WRITTEN INSTRUCTION — State how many lines of the entries hold the string "target", and output nothing but that count.

◆ ◆ ◆

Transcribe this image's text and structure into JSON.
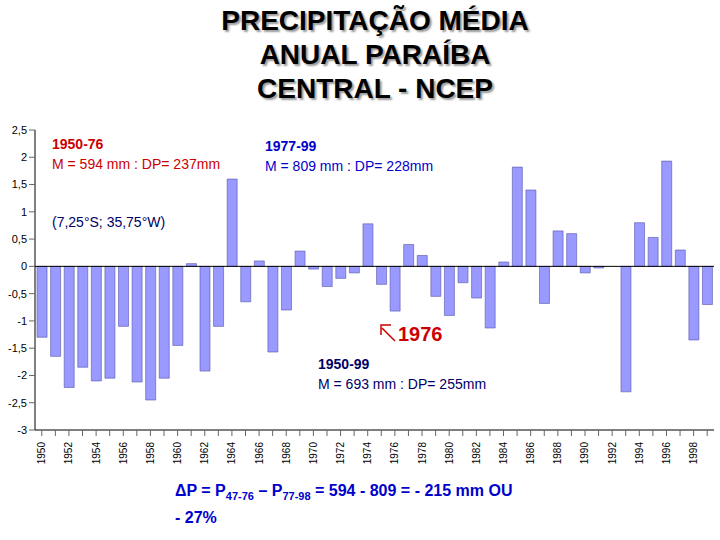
{
  "chart_data": {
    "type": "bar",
    "title": "PRECIPITAÇÃO MÉDIA\nANUAL PARAÍBA\nCENTRAL - NCEP",
    "categories": [
      "1950",
      null,
      "1952",
      null,
      "1954",
      null,
      "1956",
      null,
      "1958",
      null,
      "1960",
      null,
      "1962",
      null,
      "1964",
      null,
      "1966",
      null,
      "1968",
      null,
      "1970",
      null,
      "1972",
      null,
      "1974",
      null,
      "1976",
      null,
      "1978",
      null,
      "1980",
      null,
      "1982",
      null,
      "1984",
      null,
      "1986",
      null,
      "1988",
      null,
      "1990",
      null,
      "1992",
      null,
      "1994",
      null,
      "1996",
      null,
      "1998",
      null
    ],
    "values": [
      -1.3,
      -1.65,
      -2.22,
      -1.85,
      -2.1,
      -2.05,
      -1.1,
      -2.12,
      -2.45,
      -2.05,
      -1.45,
      0.05,
      -1.92,
      -1.1,
      1.6,
      -0.65,
      0.1,
      -1.57,
      -0.8,
      0.28,
      -0.05,
      -0.37,
      -0.22,
      -0.12,
      0.78,
      -0.33,
      -0.82,
      0.4,
      0.2,
      -0.55,
      -0.9,
      -0.3,
      -0.58,
      -1.13,
      0.08,
      1.82,
      1.4,
      -0.68,
      0.65,
      0.6,
      -0.12,
      -0.03,
      0,
      -2.3,
      0.8,
      0.53,
      1.93,
      0.3,
      -1.35,
      -0.7
    ],
    "color": "#9999ff",
    "ylim": [
      -3,
      2.5
    ],
    "yticks": [
      {
        "value": -3,
        "label": "-3"
      },
      {
        "value": -2.5,
        "label": "-2,5"
      },
      -2,
      {
        "value": -1.5,
        "label": "-1,5"
      },
      -1,
      {
        "value": -0.5,
        "label": "-0,5"
      },
      0,
      {
        "value": 0.5,
        "label": "0,5"
      },
      1,
      {
        "value": 1.5,
        "label": "1,5"
      },
      2,
      {
        "value": 2.5,
        "label": "2,5"
      }
    ],
    "grid": false,
    "annotations": [
      "1950-76",
      "M =  594 mm : DP= 237mm",
      "1977-99",
      "M =  809 mm : DP= 228mm",
      "(7,25°S; 35,75°W)",
      "1976",
      "1950-99",
      "M =  693 mm : DP= 255mm"
    ],
    "footnote": [
      "ΔP = P",
      "47-76",
      " –  P",
      "77-98",
      " = 594 - 809 = - 215 mm OU\n- 27%"
    ]
  }
}
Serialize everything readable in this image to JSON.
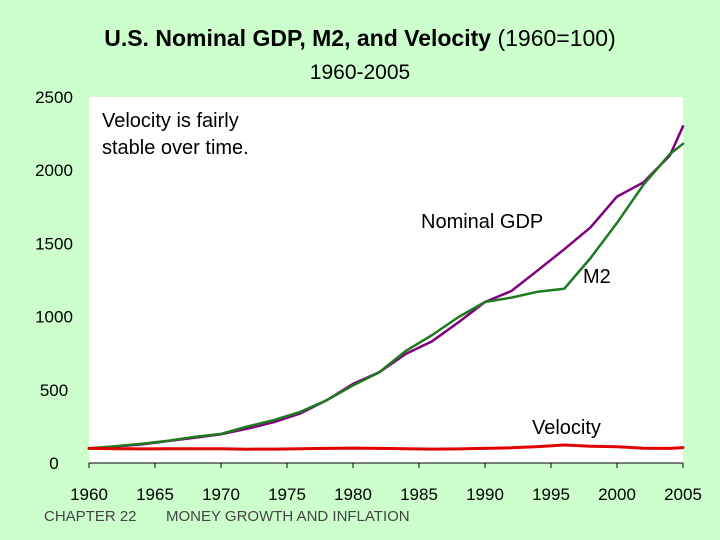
{
  "header": {
    "title_main": "U.S. Nominal GDP, M2, and Velocity",
    "title_note": "(1960=100)",
    "subtitle": "1960-2005"
  },
  "footer": {
    "chapter": "CHAPTER 22",
    "topic": "MONEY GROWTH AND INFLATION"
  },
  "colors": {
    "background": "#CCFFCC",
    "plot_area": "#FFFFFF",
    "gdp": "#800080",
    "m2": "#1F7A1F",
    "velocity": "#E00000"
  },
  "chart_data": {
    "type": "line",
    "title": "U.S. Nominal GDP, M2, and Velocity (1960=100)",
    "subtitle": "1960-2005",
    "xlabel": "",
    "ylabel": "",
    "xlim": [
      1960,
      2005
    ],
    "ylim": [
      0,
      2500
    ],
    "x_ticks": [
      1960,
      1965,
      1970,
      1975,
      1980,
      1985,
      1990,
      1995,
      2000,
      2005
    ],
    "y_ticks": [
      0,
      500,
      1000,
      1500,
      2000,
      2500
    ],
    "grid": false,
    "legend": "none",
    "x": [
      1960,
      1962,
      1964,
      1966,
      1968,
      1970,
      1972,
      1974,
      1976,
      1978,
      1980,
      1982,
      1984,
      1986,
      1988,
      1990,
      1992,
      1994,
      1996,
      1998,
      2000,
      2002,
      2004,
      2005
    ],
    "series": [
      {
        "key": "gdp",
        "label": "Nominal GDP",
        "values": [
          100,
          113,
          127,
          150,
          173,
          196,
          234,
          279,
          338,
          428,
          540,
          620,
          745,
          832,
          962,
          1100,
          1175,
          1316,
          1460,
          1610,
          1820,
          1917,
          2100,
          2300
        ]
      },
      {
        "key": "m2",
        "label": "M2",
        "values": [
          100,
          115,
          132,
          152,
          178,
          199,
          249,
          293,
          349,
          428,
          530,
          620,
          766,
          874,
          997,
          1100,
          1130,
          1170,
          1190,
          1400,
          1640,
          1900,
          2110,
          2180
        ]
      },
      {
        "key": "velocity",
        "label": "Velocity",
        "values": [
          100,
          98,
          96,
          98,
          97,
          98,
          94,
          95,
          97,
          100,
          102,
          100,
          97,
          95,
          96,
          100,
          104,
          112,
          123,
          115,
          111,
          101,
          100,
          105
        ]
      }
    ],
    "annotations": [
      {
        "text_lines": [
          "Velocity is fairly",
          "stable over time."
        ],
        "anchor": "top-left"
      },
      {
        "text": "Nominal GDP",
        "target": "gdp"
      },
      {
        "text": "M2",
        "target": "m2"
      },
      {
        "text": "Velocity",
        "target": "velocity"
      }
    ]
  }
}
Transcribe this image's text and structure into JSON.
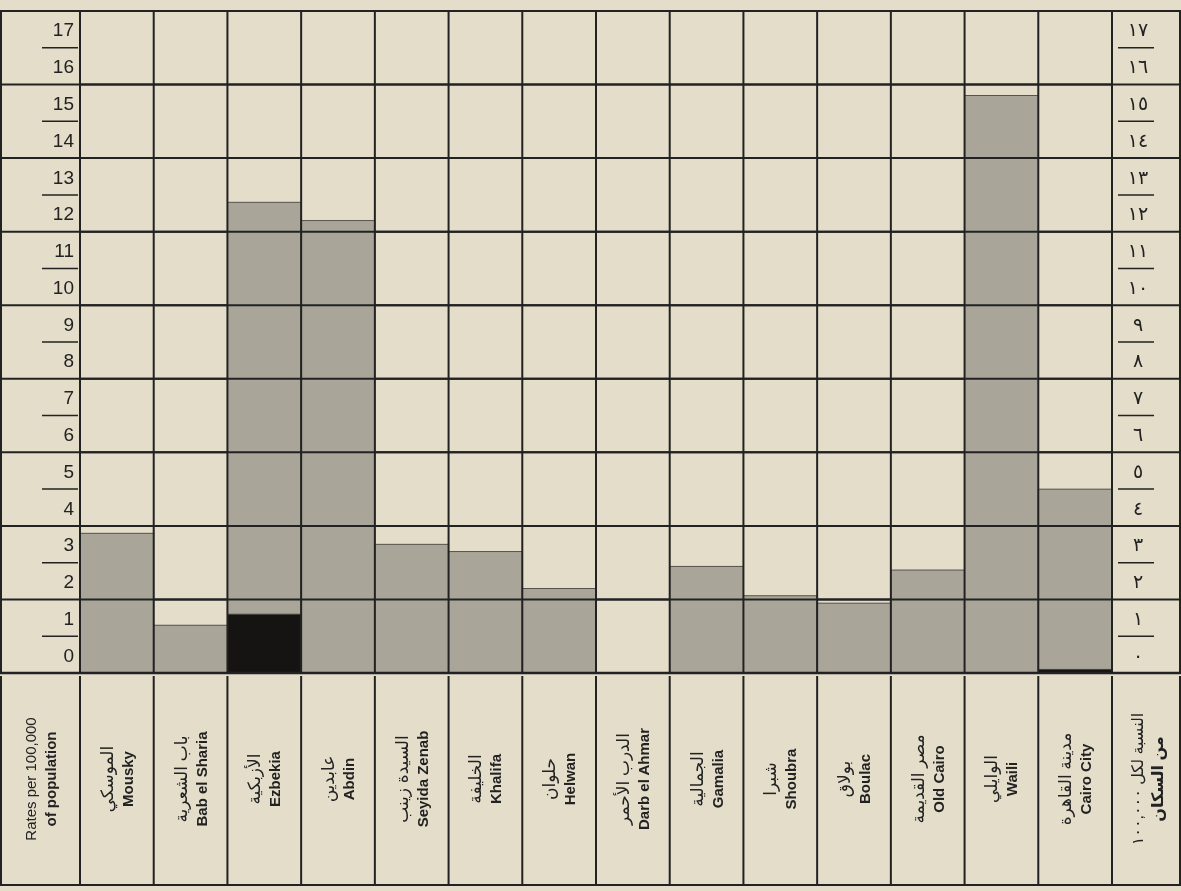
{
  "chart_data": {
    "type": "bar",
    "stacked": true,
    "ylabel": "Rates per 100,000\nof population",
    "y2label": "النسبة لكل ١٠٠,٠٠٠\nمن السكان",
    "categories": [
      "الموسكي\nMousky",
      "باب الشعرية\nBab el Sharia",
      "الأزبكية\nEzbekia",
      "عابدين\nAbdin",
      "السيدة زينب\nSeyida Zenab",
      "الخليفة\nKhalifa",
      "حلوان\nHelwan",
      "الدرب الأحمر\nDarb el Ahmar",
      "الجمالية\nGamalia",
      "شبرا\nShoubra",
      "بولاق\nBoulac",
      "مصر القديمة\nOld Cairo",
      "الوايلي\nWaili",
      "مدينة القاهرة\nCairo City"
    ],
    "series": [
      {
        "color": "#161412",
        "values": [
          0,
          0,
          1.6,
          0,
          0,
          0,
          0,
          0,
          0,
          0,
          0,
          0,
          0,
          0.1
        ]
      },
      {
        "color": "#a9a699",
        "values": [
          3.8,
          1.3,
          11.2,
          12.3,
          3.5,
          3.3,
          2.3,
          0,
          2.9,
          2.1,
          1.9,
          2.8,
          15.7,
          4.9
        ]
      }
    ],
    "ylim": [
      0,
      18
    ],
    "yticks": [
      {
        "value": 0.5,
        "label": "0"
      },
      {
        "value": 1.5,
        "label": "1"
      },
      {
        "value": 2.5,
        "label": "2"
      },
      {
        "value": 3.5,
        "label": "3"
      },
      {
        "value": 4.5,
        "label": "4"
      },
      {
        "value": 5.5,
        "label": "5"
      },
      {
        "value": 6.5,
        "label": "6"
      },
      {
        "value": 7.5,
        "label": "7"
      },
      {
        "value": 8.5,
        "label": "8"
      },
      {
        "value": 9.5,
        "label": "9"
      },
      {
        "value": 10.5,
        "label": "10"
      },
      {
        "value": 11.5,
        "label": "11"
      },
      {
        "value": 12.5,
        "label": "12"
      },
      {
        "value": 13.5,
        "label": "13"
      },
      {
        "value": 14.5,
        "label": "14"
      },
      {
        "value": 15.5,
        "label": "15"
      },
      {
        "value": 16.5,
        "label": "16"
      },
      {
        "value": 17.5,
        "label": "17"
      },
      {
        "value": 0,
        "label": null
      },
      {
        "value": 2,
        "label": null
      },
      {
        "value": 4,
        "label": null
      },
      {
        "value": 6,
        "label": null
      },
      {
        "value": 8,
        "label": null
      },
      {
        "value": 10,
        "label": null
      },
      {
        "value": 12,
        "label": null
      },
      {
        "value": 14,
        "label": null
      },
      {
        "value": 16,
        "label": null
      },
      {
        "value": 18,
        "label": null
      }
    ],
    "y2lim": [
      0,
      18
    ],
    "y2ticks": [
      {
        "value": 0.5,
        "label": "٠"
      },
      {
        "value": 1.5,
        "label": "١"
      },
      {
        "value": 2.5,
        "label": "٢"
      },
      {
        "value": 3.5,
        "label": "٣"
      },
      {
        "value": 4.5,
        "label": "٤"
      },
      {
        "value": 5.5,
        "label": "٥"
      },
      {
        "value": 6.5,
        "label": "٦"
      },
      {
        "value": 7.5,
        "label": "٧"
      },
      {
        "value": 8.5,
        "label": "٨"
      },
      {
        "value": 9.5,
        "label": "٩"
      },
      {
        "value": 10.5,
        "label": "١٠"
      },
      {
        "value": 11.5,
        "label": "١١"
      },
      {
        "value": 12.5,
        "label": "١٢"
      },
      {
        "value": 13.5,
        "label": "١٣"
      },
      {
        "value": 14.5,
        "label": "١٤"
      },
      {
        "value": 15.5,
        "label": "١٥"
      },
      {
        "value": 16.5,
        "label": "١٦"
      },
      {
        "value": 17.5,
        "label": "١٧"
      }
    ],
    "grid": "y"
  }
}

◆ ◆ ◆

OUTPUT OF THE TASK — 3